What you have to do:
Scan the material below for lines with the word "index" and report how many there are, with nothing added.

Data section:
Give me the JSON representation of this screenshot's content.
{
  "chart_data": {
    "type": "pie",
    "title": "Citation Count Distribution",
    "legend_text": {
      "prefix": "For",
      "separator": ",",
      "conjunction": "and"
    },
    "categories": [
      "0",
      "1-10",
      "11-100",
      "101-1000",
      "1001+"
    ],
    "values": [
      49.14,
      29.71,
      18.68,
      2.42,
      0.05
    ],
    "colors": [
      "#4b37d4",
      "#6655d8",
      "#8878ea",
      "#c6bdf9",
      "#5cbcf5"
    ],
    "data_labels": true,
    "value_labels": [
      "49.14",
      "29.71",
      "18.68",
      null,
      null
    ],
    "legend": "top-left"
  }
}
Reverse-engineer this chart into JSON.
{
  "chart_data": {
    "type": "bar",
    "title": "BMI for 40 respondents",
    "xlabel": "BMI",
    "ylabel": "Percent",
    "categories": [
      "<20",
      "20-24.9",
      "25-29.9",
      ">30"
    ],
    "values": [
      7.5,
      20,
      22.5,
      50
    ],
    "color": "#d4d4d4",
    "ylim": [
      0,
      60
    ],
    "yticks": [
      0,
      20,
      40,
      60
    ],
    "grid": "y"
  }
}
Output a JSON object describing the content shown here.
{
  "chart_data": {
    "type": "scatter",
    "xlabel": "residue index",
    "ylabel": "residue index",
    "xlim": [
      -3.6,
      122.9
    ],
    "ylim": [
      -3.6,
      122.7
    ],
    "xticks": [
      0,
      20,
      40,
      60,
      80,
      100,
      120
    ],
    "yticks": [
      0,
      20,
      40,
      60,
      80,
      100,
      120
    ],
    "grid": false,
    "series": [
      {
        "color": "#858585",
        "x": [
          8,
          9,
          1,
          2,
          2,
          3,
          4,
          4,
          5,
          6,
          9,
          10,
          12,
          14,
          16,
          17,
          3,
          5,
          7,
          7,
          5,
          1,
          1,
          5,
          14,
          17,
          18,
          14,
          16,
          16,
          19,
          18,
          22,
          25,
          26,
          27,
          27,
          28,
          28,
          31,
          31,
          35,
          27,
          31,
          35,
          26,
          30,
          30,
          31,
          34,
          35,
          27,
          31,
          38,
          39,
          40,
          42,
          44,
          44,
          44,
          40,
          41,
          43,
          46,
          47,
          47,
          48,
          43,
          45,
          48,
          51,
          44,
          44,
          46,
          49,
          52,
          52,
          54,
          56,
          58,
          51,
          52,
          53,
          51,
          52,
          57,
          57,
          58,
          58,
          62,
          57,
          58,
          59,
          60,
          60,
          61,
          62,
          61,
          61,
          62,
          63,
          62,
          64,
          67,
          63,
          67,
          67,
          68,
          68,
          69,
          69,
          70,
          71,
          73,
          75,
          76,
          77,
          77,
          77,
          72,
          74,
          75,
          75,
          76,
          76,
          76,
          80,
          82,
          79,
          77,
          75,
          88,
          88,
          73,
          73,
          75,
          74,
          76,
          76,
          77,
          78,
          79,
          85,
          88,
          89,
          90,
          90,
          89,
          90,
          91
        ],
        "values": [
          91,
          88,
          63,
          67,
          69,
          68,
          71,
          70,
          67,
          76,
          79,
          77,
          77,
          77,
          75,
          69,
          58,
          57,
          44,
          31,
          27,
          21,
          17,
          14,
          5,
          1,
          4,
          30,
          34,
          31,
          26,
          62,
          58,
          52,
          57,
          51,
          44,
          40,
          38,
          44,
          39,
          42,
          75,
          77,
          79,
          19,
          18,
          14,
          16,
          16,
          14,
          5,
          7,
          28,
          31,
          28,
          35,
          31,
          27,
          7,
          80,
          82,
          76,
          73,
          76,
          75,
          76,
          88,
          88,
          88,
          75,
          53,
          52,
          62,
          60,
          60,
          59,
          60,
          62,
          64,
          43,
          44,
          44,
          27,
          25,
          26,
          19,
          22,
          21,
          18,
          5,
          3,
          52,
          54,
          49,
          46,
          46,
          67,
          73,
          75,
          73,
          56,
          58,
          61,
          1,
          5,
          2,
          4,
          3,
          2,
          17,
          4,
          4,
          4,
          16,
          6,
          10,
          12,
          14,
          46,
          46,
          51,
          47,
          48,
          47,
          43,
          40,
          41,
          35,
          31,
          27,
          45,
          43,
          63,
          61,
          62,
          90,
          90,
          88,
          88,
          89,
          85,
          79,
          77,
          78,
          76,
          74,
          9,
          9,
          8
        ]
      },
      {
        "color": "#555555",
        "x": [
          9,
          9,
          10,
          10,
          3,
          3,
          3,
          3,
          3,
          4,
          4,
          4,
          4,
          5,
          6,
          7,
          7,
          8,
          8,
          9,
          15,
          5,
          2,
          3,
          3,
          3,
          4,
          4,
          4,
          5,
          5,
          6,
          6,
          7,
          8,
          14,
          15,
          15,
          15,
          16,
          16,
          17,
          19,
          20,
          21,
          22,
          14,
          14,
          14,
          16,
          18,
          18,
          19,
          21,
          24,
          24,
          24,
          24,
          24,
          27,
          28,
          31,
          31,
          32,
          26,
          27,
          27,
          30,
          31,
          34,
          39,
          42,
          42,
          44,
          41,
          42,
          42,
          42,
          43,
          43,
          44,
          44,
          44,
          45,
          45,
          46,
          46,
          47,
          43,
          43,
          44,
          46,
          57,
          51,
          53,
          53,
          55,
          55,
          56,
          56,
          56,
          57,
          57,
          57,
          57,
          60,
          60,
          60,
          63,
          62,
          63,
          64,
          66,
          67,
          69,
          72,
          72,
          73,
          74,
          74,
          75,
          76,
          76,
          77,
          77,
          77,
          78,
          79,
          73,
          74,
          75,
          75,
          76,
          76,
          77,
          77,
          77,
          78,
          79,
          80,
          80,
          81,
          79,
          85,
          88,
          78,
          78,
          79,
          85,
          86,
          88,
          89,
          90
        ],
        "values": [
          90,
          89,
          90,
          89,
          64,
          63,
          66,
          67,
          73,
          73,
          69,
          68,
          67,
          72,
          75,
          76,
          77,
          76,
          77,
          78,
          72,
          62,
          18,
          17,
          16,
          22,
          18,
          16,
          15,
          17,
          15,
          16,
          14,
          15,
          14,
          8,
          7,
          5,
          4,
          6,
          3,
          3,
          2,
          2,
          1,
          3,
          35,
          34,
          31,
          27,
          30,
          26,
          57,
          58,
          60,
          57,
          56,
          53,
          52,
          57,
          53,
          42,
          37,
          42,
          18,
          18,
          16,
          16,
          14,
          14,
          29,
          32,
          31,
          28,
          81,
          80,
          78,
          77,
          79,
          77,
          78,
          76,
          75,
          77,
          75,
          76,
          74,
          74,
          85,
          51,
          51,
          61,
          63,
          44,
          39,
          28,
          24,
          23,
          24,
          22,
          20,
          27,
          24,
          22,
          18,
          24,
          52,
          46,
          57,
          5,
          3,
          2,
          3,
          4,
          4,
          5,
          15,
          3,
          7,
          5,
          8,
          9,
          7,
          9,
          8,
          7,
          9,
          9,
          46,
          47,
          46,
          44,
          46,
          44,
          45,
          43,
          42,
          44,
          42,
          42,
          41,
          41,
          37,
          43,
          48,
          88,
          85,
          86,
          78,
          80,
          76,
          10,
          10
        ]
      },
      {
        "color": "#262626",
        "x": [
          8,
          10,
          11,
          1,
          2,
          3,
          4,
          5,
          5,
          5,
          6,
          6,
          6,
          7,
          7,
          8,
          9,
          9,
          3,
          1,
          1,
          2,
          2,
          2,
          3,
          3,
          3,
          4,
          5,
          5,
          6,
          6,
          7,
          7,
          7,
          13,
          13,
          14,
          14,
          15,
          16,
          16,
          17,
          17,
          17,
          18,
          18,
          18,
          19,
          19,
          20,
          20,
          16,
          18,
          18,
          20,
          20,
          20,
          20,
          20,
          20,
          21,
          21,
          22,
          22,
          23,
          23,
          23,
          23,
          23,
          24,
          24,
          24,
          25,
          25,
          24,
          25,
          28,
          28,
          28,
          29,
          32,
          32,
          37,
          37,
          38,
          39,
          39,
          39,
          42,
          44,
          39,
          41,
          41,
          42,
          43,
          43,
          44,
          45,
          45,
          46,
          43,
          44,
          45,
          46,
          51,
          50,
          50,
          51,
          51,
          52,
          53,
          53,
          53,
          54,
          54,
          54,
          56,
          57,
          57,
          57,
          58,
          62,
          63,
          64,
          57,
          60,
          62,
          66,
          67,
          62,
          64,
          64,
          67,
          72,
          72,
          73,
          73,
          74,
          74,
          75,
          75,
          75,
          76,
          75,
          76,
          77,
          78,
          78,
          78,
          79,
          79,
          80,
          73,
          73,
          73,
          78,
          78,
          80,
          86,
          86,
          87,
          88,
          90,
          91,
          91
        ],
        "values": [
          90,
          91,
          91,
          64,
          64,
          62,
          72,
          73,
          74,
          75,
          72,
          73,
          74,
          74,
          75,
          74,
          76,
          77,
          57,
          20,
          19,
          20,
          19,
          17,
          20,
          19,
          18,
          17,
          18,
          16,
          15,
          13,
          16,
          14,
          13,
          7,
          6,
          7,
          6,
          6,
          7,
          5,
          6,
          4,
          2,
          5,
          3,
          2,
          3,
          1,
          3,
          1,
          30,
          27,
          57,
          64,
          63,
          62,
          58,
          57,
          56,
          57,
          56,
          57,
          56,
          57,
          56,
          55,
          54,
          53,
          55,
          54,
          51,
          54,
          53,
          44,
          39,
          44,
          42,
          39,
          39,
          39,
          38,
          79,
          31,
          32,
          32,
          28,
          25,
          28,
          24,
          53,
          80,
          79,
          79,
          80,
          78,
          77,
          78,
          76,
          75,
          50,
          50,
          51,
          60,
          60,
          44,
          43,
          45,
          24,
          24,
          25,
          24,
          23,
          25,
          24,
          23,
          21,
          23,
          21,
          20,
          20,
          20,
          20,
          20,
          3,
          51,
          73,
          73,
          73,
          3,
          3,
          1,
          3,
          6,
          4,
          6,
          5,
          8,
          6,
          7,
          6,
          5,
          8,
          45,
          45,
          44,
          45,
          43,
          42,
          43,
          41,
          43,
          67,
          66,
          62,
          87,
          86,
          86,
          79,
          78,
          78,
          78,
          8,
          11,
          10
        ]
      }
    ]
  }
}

Exercise result:
2